[Records shown]
----------------
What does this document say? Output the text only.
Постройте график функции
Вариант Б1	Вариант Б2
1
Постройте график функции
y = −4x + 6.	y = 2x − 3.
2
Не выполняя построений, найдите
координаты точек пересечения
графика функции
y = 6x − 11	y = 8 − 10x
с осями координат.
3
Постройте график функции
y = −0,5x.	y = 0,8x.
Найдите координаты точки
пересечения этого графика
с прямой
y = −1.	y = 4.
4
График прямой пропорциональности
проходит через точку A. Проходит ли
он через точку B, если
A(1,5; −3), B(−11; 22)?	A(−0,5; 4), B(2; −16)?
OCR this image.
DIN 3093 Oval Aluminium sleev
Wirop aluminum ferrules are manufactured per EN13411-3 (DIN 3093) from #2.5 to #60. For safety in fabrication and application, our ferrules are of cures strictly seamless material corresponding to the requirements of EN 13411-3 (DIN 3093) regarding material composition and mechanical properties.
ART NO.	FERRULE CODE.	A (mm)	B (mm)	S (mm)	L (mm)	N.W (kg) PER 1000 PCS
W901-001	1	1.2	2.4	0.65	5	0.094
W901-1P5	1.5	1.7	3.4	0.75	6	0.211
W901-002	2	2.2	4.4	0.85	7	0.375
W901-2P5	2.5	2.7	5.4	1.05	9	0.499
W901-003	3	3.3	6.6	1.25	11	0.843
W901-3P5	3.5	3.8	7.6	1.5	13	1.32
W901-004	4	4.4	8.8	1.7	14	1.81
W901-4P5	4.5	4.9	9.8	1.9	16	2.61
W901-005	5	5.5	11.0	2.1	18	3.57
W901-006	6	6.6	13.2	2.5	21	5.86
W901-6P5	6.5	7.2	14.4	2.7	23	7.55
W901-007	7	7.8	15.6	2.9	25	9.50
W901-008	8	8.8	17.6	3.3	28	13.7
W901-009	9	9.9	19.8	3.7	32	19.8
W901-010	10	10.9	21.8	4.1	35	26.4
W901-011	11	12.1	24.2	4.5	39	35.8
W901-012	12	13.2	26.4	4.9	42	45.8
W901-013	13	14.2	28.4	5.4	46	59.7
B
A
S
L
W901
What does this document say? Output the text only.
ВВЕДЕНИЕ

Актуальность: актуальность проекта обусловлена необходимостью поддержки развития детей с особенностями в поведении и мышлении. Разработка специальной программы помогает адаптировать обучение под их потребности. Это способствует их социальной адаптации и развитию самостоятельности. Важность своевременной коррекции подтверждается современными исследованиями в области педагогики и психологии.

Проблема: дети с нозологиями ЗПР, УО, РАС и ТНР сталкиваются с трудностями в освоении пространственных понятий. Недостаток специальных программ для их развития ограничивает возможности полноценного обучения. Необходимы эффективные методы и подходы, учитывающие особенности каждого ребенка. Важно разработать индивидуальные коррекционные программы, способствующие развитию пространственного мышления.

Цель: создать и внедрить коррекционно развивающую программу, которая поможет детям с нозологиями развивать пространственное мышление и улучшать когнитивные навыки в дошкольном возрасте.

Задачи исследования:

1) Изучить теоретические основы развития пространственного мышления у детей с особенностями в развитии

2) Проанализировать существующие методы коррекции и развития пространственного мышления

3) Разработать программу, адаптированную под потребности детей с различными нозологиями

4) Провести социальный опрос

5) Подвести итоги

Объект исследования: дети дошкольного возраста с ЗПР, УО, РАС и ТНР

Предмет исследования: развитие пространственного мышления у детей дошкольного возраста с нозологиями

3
----------------
[Problem description] Only the number is required: the count of lines containing the word "точку".

[Completed task] 2